QUÉ HACER
1) Copie del texto sobre el Brexit y el thatcherismo el pasaje que comienza con «A ese mandamiento» y continúa hasta «China, Japón, India...».
2) Explique en una a tres oraciones con qué objeto se planteaba, según el texto sobre el Brexit y el thatcherismo, la ruptura con la burocracia de Bruselas.

Brexit y thatcherismo, a examen
Los conservadores británicos cuestionan sus principios económicos y no saben cómo responder a la crisis
Desde principios de los ochenta, la ortodoxia thatcherista de austeridad, prudencia monetaria y rigor fiscal, de libre mercado y un Estado pequeño con pocas regulaciones y los impuestos más bajos posibles, ha sido el abecé de los conservadores británicos. Tal dogma de fe que hasta los gobiernos laboristas de Tony Blair y Gordon Brown la asumieron parcialmente, privatizando incluso aspectos de la sacrosanta y deteriorada sanidad pública.
A ese mandamiento de la economía se unió desde hace un par de años el Brexit, con su idea de control de la inmigración y las fronteras, de ruptura con la burocracia de Bruselas, con el objeto de desarrollar un modelo inspirado en la tradición mercantil inglesa, una especie de Singapur europeo que atrajera la inversión exterior con el incentivo de una carga fiscal mínima, y suscribiera sus propios tratados comerciales hechos a medida con los Estados Unidos, China, Japón, India...

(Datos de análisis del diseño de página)
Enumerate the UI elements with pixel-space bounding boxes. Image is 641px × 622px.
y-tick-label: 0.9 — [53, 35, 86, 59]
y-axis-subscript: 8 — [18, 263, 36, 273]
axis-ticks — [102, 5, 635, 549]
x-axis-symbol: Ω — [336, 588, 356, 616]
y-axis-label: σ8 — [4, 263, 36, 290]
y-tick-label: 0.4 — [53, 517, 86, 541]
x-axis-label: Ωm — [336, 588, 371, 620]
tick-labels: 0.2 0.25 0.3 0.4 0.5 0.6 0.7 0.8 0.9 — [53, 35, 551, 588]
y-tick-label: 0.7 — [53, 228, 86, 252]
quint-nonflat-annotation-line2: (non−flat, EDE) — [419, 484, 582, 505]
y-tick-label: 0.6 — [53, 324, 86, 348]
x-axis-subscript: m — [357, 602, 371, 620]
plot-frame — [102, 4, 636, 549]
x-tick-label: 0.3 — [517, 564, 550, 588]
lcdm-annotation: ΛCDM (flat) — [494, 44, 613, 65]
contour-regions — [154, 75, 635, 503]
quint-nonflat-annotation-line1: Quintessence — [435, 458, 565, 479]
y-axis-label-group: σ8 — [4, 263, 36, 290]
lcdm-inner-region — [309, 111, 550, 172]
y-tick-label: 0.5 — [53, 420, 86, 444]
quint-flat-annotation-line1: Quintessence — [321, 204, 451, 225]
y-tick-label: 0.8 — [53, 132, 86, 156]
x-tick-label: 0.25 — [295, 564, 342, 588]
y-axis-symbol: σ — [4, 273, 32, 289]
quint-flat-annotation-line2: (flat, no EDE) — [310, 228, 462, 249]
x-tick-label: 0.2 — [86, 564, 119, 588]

RESPUESTAS
1)
A ese mandamiento de la economía se unió desde hace un par de años el Brexit, con su idea de control de la inmigración y las fronteras, de ruptura con la burocracia de Bruselas, con el objeto de desarrollar un modelo inspirado en la tradición mercantil inglesa, una especie de Singapur europeo que atrajera la inversión exterior con el incentivo de una carga fiscal mínima, y suscribiera sus propios tratados comerciales hechos a medida con los Estados Unidos, China, Japón, India...

2) La ruptura tenía por objeto desarrollar un modelo inspirado en la tradición mercantil inglesa. Sería una especie de Singapur europeo que atrajera la inversión exterior con el incentivo de una carga fiscal mínima. Además, suscribiría sus propios tratados comerciales hechos a medida con los Estados Unidos, China, Japón e India, entre otros.